### Record set

** BEGIN **

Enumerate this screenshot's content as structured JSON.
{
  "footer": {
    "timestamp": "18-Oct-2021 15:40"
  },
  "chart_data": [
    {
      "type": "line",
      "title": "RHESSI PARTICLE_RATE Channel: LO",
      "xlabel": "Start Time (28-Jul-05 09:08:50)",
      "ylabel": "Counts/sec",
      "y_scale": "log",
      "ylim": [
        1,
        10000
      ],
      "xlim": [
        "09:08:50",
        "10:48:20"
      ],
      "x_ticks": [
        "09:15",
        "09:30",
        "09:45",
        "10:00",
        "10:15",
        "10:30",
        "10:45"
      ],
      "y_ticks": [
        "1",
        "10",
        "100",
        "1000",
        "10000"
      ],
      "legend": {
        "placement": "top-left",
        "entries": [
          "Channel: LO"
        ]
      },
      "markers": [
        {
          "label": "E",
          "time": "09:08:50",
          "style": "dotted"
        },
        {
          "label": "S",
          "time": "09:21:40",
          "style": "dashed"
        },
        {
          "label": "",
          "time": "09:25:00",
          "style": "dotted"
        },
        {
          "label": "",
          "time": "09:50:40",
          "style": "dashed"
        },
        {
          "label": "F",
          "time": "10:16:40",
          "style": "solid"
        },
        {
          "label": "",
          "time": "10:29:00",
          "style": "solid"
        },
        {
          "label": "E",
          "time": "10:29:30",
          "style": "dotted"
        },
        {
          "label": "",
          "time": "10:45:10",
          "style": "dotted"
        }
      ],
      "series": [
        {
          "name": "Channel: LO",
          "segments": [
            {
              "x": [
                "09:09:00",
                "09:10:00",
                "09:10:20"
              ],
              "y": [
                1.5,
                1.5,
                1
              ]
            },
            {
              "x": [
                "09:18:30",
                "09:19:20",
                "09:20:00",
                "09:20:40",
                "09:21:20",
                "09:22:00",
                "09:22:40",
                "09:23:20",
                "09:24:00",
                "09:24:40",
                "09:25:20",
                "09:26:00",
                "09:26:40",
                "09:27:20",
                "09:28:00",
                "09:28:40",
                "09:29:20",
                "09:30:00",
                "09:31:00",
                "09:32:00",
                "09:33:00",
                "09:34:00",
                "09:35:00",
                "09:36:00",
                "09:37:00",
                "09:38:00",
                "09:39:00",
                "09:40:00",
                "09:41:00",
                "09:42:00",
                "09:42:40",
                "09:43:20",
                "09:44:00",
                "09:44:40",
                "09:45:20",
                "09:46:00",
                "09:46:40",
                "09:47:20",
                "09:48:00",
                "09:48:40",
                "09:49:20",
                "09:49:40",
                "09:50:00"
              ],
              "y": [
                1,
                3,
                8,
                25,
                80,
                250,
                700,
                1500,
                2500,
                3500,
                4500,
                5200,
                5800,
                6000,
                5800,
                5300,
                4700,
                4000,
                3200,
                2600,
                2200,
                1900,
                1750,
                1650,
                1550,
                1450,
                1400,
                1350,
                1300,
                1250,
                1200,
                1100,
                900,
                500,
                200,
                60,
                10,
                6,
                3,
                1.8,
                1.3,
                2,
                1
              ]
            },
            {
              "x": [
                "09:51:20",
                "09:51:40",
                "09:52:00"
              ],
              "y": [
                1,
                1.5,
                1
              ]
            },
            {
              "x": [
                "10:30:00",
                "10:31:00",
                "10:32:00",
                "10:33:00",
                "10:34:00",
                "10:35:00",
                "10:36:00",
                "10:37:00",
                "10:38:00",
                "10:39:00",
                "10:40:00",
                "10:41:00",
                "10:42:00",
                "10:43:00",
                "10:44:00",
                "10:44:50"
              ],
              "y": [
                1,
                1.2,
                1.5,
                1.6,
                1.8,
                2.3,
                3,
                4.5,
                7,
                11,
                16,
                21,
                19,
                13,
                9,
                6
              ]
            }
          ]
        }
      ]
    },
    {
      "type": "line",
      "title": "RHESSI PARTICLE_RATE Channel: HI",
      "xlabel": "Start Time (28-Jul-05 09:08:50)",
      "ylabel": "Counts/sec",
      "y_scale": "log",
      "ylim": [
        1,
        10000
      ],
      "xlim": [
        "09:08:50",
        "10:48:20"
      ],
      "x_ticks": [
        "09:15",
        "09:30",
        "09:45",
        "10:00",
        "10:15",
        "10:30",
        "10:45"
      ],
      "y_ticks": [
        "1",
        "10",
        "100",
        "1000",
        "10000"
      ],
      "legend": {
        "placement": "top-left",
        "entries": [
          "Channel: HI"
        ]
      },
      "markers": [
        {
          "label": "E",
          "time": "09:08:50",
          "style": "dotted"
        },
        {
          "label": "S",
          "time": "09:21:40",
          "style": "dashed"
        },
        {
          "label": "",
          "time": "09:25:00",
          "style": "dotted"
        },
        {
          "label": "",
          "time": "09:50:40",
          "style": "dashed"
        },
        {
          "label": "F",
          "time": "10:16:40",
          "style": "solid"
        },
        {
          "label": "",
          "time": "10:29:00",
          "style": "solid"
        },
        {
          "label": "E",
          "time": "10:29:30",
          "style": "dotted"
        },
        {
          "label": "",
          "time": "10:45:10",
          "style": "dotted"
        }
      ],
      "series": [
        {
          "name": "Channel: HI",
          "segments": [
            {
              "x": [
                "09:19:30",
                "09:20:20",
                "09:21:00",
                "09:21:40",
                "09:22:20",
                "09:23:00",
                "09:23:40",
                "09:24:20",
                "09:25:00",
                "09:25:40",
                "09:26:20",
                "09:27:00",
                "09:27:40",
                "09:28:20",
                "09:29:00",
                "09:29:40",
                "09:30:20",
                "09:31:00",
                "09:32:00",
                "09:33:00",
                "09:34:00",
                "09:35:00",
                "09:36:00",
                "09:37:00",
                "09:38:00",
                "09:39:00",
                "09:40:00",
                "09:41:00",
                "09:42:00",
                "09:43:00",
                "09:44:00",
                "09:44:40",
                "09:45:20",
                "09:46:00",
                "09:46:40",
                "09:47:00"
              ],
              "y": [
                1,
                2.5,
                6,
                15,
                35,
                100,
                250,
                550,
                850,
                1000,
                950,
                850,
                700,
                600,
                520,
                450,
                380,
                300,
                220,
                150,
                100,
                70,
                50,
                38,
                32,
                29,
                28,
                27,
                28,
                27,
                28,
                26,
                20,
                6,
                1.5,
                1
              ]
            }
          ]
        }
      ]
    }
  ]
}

** END **

### Aim of the exercise
Scan the records for the string "RHESSI". Copy each line in which it appears.

### Expected answer
      "title": "RHESSI PARTICLE_RATE Channel: LO",
      "title": "RHESSI PARTICLE_RATE Channel: HI",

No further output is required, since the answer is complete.